TRECHO DO DOCUMENTO
----------

No entanto, “não há melhor negócio do que a vida”: momentos de intensidade negativa geram dores e aprendizados a quem conseguir não perecer. As medidas de mitigação de efeitos ofertadas durante o delicado período da pandemia podem servir de norte no auxílio àqueles que estejam passando por processo de recuperação judicial ou cogitem usar desse remédio como alternativa à falência ou a encarar a voracidade de credores sem amparo legal diferenciado.

Além dos incentivos fiscais e linhas de crédito que vêm sendo aprovadas pelo Executivo e Legislativo, o Poder Judiciário possui grande potencial de auxílio à superação da crise — tendo em vista que muitas empresas afetadas pelas enchentes ainda permanecem paradas, enquanto suas dívidas seguem crescendo, engordando a coluna de passivos. E, agora, com a necessidade de recompor o pouco do ativo que pode restar após a reabertura de seus portões, a partir do declínio do nível das águas.

----------

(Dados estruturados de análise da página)
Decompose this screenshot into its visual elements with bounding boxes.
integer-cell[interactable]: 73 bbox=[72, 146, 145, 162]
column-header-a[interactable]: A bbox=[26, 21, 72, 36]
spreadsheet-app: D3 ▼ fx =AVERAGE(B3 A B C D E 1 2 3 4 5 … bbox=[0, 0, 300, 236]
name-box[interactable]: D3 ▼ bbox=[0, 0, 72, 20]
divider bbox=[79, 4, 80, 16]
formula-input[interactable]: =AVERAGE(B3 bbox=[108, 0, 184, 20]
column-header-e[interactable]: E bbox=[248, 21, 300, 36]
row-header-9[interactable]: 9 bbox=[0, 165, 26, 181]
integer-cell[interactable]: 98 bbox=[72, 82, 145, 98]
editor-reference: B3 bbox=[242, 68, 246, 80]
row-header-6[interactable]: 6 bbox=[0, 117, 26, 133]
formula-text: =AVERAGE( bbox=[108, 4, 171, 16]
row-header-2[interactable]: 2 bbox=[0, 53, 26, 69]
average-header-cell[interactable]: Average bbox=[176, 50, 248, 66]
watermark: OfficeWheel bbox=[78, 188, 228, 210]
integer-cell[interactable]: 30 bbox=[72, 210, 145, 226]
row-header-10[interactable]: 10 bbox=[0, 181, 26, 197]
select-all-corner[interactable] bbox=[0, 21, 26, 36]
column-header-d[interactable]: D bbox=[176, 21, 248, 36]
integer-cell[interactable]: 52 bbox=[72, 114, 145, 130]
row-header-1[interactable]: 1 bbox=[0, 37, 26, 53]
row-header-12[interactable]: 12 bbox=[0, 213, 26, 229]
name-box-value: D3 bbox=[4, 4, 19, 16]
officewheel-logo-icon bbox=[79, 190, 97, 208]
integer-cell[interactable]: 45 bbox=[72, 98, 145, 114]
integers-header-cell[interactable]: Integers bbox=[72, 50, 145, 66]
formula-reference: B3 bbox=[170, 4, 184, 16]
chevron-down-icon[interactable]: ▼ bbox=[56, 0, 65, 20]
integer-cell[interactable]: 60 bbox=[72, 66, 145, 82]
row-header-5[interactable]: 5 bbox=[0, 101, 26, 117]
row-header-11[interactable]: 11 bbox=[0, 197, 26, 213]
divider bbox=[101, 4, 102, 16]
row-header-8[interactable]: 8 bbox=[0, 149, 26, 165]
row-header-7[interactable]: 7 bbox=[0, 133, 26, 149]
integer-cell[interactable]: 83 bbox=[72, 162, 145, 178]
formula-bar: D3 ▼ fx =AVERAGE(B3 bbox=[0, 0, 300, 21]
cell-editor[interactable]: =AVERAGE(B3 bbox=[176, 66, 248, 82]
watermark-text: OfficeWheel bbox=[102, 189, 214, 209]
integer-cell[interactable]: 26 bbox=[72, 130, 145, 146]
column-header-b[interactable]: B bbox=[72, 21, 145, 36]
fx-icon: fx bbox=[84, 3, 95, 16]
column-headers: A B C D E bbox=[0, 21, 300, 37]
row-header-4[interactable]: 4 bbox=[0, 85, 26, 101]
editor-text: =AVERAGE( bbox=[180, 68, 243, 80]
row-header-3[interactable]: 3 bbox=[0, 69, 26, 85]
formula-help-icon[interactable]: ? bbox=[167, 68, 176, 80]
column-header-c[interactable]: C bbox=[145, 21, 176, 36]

----------

SUA TAREFA
Como você resumiria em duas frases o trecho sobre recuperação judicial?

RESPOSTA ESPERADA
As medidas de mitigação oferecidas durante a pandemia podem orientar empresas em recuperação judicial ou que cogitam esse recurso como alternativa à falência. Além dos incentivos fiscais e das linhas de crédito aprovados pelo Executivo e pelo Legislativo, o Judiciário tem grande potencial para ajudar na superação da crise, já que muitas empresas afetadas pelas enchentes continuam paradas enquanto suas dívidas seguem crescendo.